Problem details | Copy the data that follows exactly. Include no pictures.

Figure record listings |
══════
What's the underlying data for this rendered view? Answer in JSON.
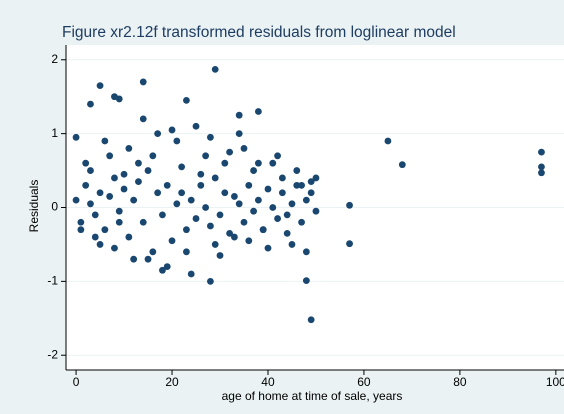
{
  "chart_data": {
    "type": "scatter",
    "title": "Figure xr2.12f transformed residuals from loglinear model",
    "x_label": "age of home at time of sale, years",
    "y_label": "Residuals",
    "color": "#1a476f",
    "grid": true,
    "xlim": [
      -2.1,
      101.7
    ],
    "ylim": [
      -2.2,
      2.2
    ],
    "xticks": [
      0,
      20,
      40,
      60,
      80,
      100
    ],
    "yticks": [
      -2,
      -1,
      0,
      1,
      2
    ],
    "x": [
      0,
      1,
      2,
      3,
      4,
      5,
      6,
      7,
      8,
      9,
      10,
      11,
      12,
      13,
      14,
      15,
      16,
      17,
      18,
      19,
      20,
      21,
      22,
      23,
      24,
      25,
      26,
      27,
      28,
      29,
      30,
      31,
      32,
      33,
      34,
      35,
      36,
      37,
      38,
      39,
      40,
      41,
      42,
      43,
      44,
      45,
      46,
      47,
      48,
      49,
      50,
      1,
      3,
      5,
      7,
      9,
      11,
      13,
      15,
      17,
      19,
      21,
      23,
      25,
      27,
      29,
      31,
      33,
      35,
      37,
      39,
      41,
      43,
      45,
      47,
      49,
      2,
      4,
      6,
      8,
      10,
      12,
      14,
      16,
      18,
      20,
      22,
      24,
      26,
      28,
      30,
      32,
      34,
      36,
      38,
      40,
      42,
      44,
      46,
      48,
      50,
      97,
      97,
      97,
      68,
      65,
      57,
      57,
      48,
      49,
      28,
      29,
      14,
      5,
      3,
      8,
      9,
      23,
      0,
      38,
      34
    ],
    "y": [
      0.1,
      -0.2,
      0.3,
      0.05,
      -0.1,
      0.2,
      -0.3,
      0.15,
      0.4,
      -0.05,
      0.25,
      -0.4,
      0.1,
      0.35,
      -0.2,
      0.5,
      -0.6,
      0.2,
      -0.1,
      0.3,
      -0.45,
      0.05,
      0.2,
      -0.3,
      0.1,
      -0.15,
      0.3,
      0.0,
      -0.25,
      0.4,
      -0.1,
      0.2,
      -0.35,
      0.15,
      0.05,
      -0.2,
      0.3,
      -0.05,
      0.1,
      -0.3,
      0.25,
      0.0,
      -0.15,
      0.2,
      -0.1,
      0.05,
      0.3,
      -0.2,
      0.1,
      0.35,
      -0.05,
      -0.3,
      0.5,
      -0.5,
      0.7,
      -0.2,
      0.8,
      0.6,
      -0.7,
      1.0,
      -0.8,
      0.9,
      -0.6,
      1.1,
      0.7,
      -0.5,
      0.6,
      -0.4,
      0.8,
      0.5,
      -0.3,
      0.6,
      0.4,
      -0.5,
      0.3,
      0.2,
      0.6,
      -0.4,
      0.9,
      -0.55,
      0.45,
      -0.7,
      1.2,
      0.7,
      -0.85,
      1.05,
      0.55,
      -0.9,
      0.45,
      0.95,
      -0.65,
      0.75,
      1.0,
      -0.45,
      0.6,
      -0.55,
      0.7,
      -0.35,
      0.5,
      -0.6,
      0.4,
      0.75,
      0.55,
      0.47,
      0.58,
      0.9,
      0.03,
      -0.49,
      -0.99,
      -1.52,
      -1.0,
      1.87,
      1.7,
      1.65,
      1.4,
      1.5,
      1.47,
      1.45,
      0.95,
      1.3,
      1.25
    ]
  }
}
══════
Correct output |
What's the underlying data for this rendered view? Answer in JSON.
{
  "chart_data": {
    "type": "scatter",
    "title": "Figure xr2.12f transformed residuals from loglinear model",
    "x_label": "age of home at time of sale, years",
    "y_label": "Residuals",
    "color": "#1a476f",
    "grid": true,
    "xlim": [
      -2.1,
      101.7
    ],
    "ylim": [
      -2.2,
      2.2
    ],
    "xticks": [
      0,
      20,
      40,
      60,
      80,
      100
    ],
    "yticks": [
      -2,
      -1,
      0,
      1,
      2
    ],
    "x": [
      0,
      1,
      2,
      3,
      4,
      5,
      6,
      7,
      8,
      9,
      10,
      11,
      12,
      13,
      14,
      15,
      16,
      17,
      18,
      19,
      20,
      21,
      22,
      23,
      24,
      25,
      26,
      27,
      28,
      29,
      30,
      31,
      32,
      33,
      34,
      35,
      36,
      37,
      38,
      39,
      40,
      41,
      42,
      43,
      44,
      45,
      46,
      47,
      48,
      49,
      50,
      1,
      3,
      5,
      7,
      9,
      11,
      13,
      15,
      17,
      19,
      21,
      23,
      25,
      27,
      29,
      31,
      33,
      35,
      37,
      39,
      41,
      43,
      45,
      47,
      49,
      2,
      4,
      6,
      8,
      10,
      12,
      14,
      16,
      18,
      20,
      22,
      24,
      26,
      28,
      30,
      32,
      34,
      36,
      38,
      40,
      42,
      44,
      46,
      48,
      50,
      97,
      97,
      97,
      68,
      65,
      57,
      57,
      48,
      49,
      28,
      29,
      14,
      5,
      3,
      8,
      9,
      23,
      0,
      38,
      34
    ],
    "y": [
      0.1,
      -0.2,
      0.3,
      0.05,
      -0.1,
      0.2,
      -0.3,
      0.15,
      0.4,
      -0.05,
      0.25,
      -0.4,
      0.1,
      0.35,
      -0.2,
      0.5,
      -0.6,
      0.2,
      -0.1,
      0.3,
      -0.45,
      0.05,
      0.2,
      -0.3,
      0.1,
      -0.15,
      0.3,
      0.0,
      -0.25,
      0.4,
      -0.1,
      0.2,
      -0.35,
      0.15,
      0.05,
      -0.2,
      0.3,
      -0.05,
      0.1,
      -0.3,
      0.25,
      0.0,
      -0.15,
      0.2,
      -0.1,
      0.05,
      0.3,
      -0.2,
      0.1,
      0.35,
      -0.05,
      -0.3,
      0.5,
      -0.5,
      0.7,
      -0.2,
      0.8,
      0.6,
      -0.7,
      1.0,
      -0.8,
      0.9,
      -0.6,
      1.1,
      0.7,
      -0.5,
      0.6,
      -0.4,
      0.8,
      0.5,
      -0.3,
      0.6,
      0.4,
      -0.5,
      0.3,
      0.2,
      0.6,
      -0.4,
      0.9,
      -0.55,
      0.45,
      -0.7,
      1.2,
      0.7,
      -0.85,
      1.05,
      0.55,
      -0.9,
      0.45,
      0.95,
      -0.65,
      0.75,
      1.0,
      -0.45,
      0.6,
      -0.55,
      0.7,
      -0.35,
      0.5,
      -0.6,
      0.4,
      0.75,
      0.55,
      0.47,
      0.58,
      0.9,
      0.03,
      -0.49,
      -0.99,
      -1.52,
      -1.0,
      1.87,
      1.7,
      1.65,
      1.4,
      1.5,
      1.47,
      1.45,
      0.95,
      1.3,
      1.25
    ]
  }
}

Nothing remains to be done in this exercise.